BEGIN Excerpted passage
Jaret and Harris (2022) targeted
the inferential chain of “mineralogic and geochemical observations” by
Bunch et al. (2021), arguing that the observations are not
uniquely diagnostic for an impact or airburst and do not conclusiely show that
shock metamorphism and meteoritic geochemistry is present in Tall el-Hammam's
Middle Bronze II destruction layer.
Jaret and Harris (2022) argue that the
reported “shocked quartz” imagery/criteria are not convincing
as presented, and that the PGE (platinum-group elements) case is not adequately
demonstrated (including concerns that the dataset is limited
and that the analytical approach they describe as used by
Bunch et al. is inadequate for low-level PGE confirmation).
They also emphasize that, in archaeological debris, human
ceramic/metallurgical technologies can generate high
temperatures and materials that complicate “impact-like”
signals.
That leaves a set of observations that
Jaret and Harris (2022)
did not contest, as these lie outside the
mineralogic and geochemical issues they
addressed. Among the remaining undisputed
observations are a stratigraphy documenting a
city-ending MB II fiery destruction layer,
reported or interpreted shearing and
levelling of the Middle Bronze Age palace to
foundation level, radiocarbon placement
around ~1650 BCE, and the reported
directional patterning in the debris.
Additional observations include a
post-destruction, multi-site
occupational hiatus in the kikkar, along
with the suggestion that the surrounding
kikkar experienced hypersalinity after the
event. In other words, even if the “cosmic”
END Excerpted passage
BEGIN Extracted entries
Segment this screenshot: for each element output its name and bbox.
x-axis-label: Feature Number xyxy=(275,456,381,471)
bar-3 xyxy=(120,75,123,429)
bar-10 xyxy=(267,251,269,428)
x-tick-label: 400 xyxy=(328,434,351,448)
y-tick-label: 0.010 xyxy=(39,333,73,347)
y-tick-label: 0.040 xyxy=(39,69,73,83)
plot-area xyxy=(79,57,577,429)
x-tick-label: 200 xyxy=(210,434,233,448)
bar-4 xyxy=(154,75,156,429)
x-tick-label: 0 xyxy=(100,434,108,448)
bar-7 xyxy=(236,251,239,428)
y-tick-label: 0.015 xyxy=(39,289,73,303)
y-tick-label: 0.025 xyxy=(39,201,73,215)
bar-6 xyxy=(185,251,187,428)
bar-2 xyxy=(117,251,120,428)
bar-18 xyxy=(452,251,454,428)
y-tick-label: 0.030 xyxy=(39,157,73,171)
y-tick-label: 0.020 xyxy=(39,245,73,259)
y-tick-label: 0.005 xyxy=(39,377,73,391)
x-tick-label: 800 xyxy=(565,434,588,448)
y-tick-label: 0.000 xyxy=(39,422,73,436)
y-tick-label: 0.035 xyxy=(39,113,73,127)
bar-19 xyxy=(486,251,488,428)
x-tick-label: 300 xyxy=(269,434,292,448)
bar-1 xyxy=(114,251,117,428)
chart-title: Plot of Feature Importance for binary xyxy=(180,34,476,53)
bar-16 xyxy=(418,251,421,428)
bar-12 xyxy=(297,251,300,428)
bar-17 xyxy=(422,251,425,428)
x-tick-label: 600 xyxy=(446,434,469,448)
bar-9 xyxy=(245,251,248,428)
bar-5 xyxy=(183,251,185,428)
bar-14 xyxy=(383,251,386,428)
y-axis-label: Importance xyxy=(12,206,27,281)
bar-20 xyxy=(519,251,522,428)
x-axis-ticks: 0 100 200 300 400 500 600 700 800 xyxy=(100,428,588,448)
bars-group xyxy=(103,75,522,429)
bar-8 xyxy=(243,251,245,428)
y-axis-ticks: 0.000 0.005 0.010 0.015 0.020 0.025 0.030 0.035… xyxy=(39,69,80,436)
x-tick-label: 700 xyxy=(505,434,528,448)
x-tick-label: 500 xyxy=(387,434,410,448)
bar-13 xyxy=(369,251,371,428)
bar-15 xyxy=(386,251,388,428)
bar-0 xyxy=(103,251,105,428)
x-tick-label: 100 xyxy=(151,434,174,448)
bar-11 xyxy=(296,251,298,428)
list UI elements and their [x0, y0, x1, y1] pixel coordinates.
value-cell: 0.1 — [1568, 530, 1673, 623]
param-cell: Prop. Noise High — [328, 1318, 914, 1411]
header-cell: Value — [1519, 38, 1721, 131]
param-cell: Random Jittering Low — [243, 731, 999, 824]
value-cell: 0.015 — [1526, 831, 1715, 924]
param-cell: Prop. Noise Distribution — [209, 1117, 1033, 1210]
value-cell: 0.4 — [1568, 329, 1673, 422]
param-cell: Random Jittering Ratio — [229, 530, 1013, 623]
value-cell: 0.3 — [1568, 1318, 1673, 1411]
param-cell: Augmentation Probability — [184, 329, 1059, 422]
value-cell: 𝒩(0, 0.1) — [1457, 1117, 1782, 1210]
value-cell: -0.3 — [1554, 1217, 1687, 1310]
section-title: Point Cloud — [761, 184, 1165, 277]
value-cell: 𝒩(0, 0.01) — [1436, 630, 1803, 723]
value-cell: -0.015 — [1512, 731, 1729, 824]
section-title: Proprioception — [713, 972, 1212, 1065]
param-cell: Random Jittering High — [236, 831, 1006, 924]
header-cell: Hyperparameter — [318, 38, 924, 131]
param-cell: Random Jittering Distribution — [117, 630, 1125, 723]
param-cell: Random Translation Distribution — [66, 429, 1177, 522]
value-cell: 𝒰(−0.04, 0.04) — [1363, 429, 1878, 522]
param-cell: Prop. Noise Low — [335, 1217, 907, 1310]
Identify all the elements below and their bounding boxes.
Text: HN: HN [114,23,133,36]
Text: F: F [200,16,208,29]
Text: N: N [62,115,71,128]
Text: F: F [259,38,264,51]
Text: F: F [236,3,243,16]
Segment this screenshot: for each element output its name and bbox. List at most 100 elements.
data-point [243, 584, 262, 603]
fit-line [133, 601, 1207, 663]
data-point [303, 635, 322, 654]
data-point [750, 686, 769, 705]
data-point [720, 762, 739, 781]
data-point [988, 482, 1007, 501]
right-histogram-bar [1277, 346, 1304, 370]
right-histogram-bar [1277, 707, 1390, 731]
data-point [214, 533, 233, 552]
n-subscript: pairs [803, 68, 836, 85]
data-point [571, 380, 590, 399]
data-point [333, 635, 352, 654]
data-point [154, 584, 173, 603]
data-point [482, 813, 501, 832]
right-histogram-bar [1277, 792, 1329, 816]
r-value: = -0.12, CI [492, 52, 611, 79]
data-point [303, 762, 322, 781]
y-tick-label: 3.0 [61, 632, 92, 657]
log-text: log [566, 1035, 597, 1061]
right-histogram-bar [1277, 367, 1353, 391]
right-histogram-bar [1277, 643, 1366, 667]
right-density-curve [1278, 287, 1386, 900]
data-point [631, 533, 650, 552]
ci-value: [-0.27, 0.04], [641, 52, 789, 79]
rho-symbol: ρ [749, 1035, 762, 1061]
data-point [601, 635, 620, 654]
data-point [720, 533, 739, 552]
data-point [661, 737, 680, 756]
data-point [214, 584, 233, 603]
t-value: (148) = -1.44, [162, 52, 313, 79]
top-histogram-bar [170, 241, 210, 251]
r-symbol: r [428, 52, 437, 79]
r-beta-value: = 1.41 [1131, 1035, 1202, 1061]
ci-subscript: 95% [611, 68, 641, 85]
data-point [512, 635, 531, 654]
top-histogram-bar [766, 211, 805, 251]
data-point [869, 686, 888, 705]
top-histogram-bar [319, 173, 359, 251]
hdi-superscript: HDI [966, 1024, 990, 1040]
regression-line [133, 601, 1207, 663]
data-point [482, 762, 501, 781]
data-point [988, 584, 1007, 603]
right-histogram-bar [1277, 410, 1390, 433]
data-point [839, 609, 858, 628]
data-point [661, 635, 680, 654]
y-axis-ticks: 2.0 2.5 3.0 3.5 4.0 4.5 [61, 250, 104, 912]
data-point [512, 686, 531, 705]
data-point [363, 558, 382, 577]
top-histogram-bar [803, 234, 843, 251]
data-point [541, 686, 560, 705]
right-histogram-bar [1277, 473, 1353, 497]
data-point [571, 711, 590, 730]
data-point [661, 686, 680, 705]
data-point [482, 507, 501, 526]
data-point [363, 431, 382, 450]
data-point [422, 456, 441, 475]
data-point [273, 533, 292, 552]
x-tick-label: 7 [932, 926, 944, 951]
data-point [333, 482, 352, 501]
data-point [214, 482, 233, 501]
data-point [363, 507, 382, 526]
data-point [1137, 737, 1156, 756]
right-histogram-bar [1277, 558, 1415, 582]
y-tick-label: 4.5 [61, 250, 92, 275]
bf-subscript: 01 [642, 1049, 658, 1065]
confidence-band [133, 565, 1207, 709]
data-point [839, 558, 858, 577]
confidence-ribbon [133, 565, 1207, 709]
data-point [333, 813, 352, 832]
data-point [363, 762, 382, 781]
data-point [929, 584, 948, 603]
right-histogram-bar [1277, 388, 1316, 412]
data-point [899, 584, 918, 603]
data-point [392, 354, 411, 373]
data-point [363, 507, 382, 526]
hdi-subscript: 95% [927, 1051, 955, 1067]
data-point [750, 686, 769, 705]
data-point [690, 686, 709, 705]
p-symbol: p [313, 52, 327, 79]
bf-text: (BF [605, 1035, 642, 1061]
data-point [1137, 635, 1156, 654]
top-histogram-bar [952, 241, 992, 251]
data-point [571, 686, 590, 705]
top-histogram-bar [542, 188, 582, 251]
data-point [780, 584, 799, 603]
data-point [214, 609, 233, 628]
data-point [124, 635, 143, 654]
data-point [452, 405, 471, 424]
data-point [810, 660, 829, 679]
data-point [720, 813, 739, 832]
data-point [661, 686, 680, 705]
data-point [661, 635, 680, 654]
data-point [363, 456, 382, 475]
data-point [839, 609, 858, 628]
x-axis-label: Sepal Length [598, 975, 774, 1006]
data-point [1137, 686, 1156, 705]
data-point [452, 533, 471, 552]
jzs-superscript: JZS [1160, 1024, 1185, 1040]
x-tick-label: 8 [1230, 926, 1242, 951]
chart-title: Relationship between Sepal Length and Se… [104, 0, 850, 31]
END Extracted entries
Carry on the passage about the dispute over the Tall el-Hammam destruction layer, picking up from its last words. The rows come from a separate source.

interpretation is rejected, a high-energy, high-heat destruction
episode and a major discontinuity in
occupation remain as the core archaeological
phenomena requiring explanation.
One high-temperature scenario was not considered by
Bunch et al. (2021): ignition or explosion of
natural gases.
Hydrocarbon seepage, gas reservoirs, and combustible gases are
well documented in the Dead Sea basin, where tectonic activity
along the Dead Sea Transform can release pressurized fluids and
gases to the surface. Studies of the region report methane-rich
gas fields, asphalt seeps, and hydrocarbon inclusions associated
with active faults and rift-related structures, indicating that
combustible gases are present and can migrate upward during
tectonic activity.
The reported presence of
diamond-like carbon in the destruction layer by
Bunch et al. (2021:11-13) is also
consistent with this type of scenario.
Although such carbon nanostructures have been
used as indicators of impact events, they are
also known to form in hydrocarbon deposits
and coal, and can be produced by the
pyrolysis of carbon-rich materials during
high-temperature events. Their occurrence at
Tall el-Hammam therefore does not uniquely
indicate a cosmic airburst as it is also
compatible with combustion or explosion of
hydrocarbon-rich gases.
Geological research in the western Dead Sea area suggests that
earthquakes may trigger hydrothermal or gas-driven explosions,
with expelled hydrocarbons and
hydrogen sulfide igniting at the
surface and producing fires and
brecciation. Such processes have
been proposed as natural mechanisms for earthquake-related fires
in the region and are supported by evidence for hydrocarbon-rich
fluids, gas seepage, and
combustion features in Dead Sea rift
rocks. See, for example,
Gilat and Vol (2015) and
Sokol et al. (2012).
Bunch et al. (2021:9–10)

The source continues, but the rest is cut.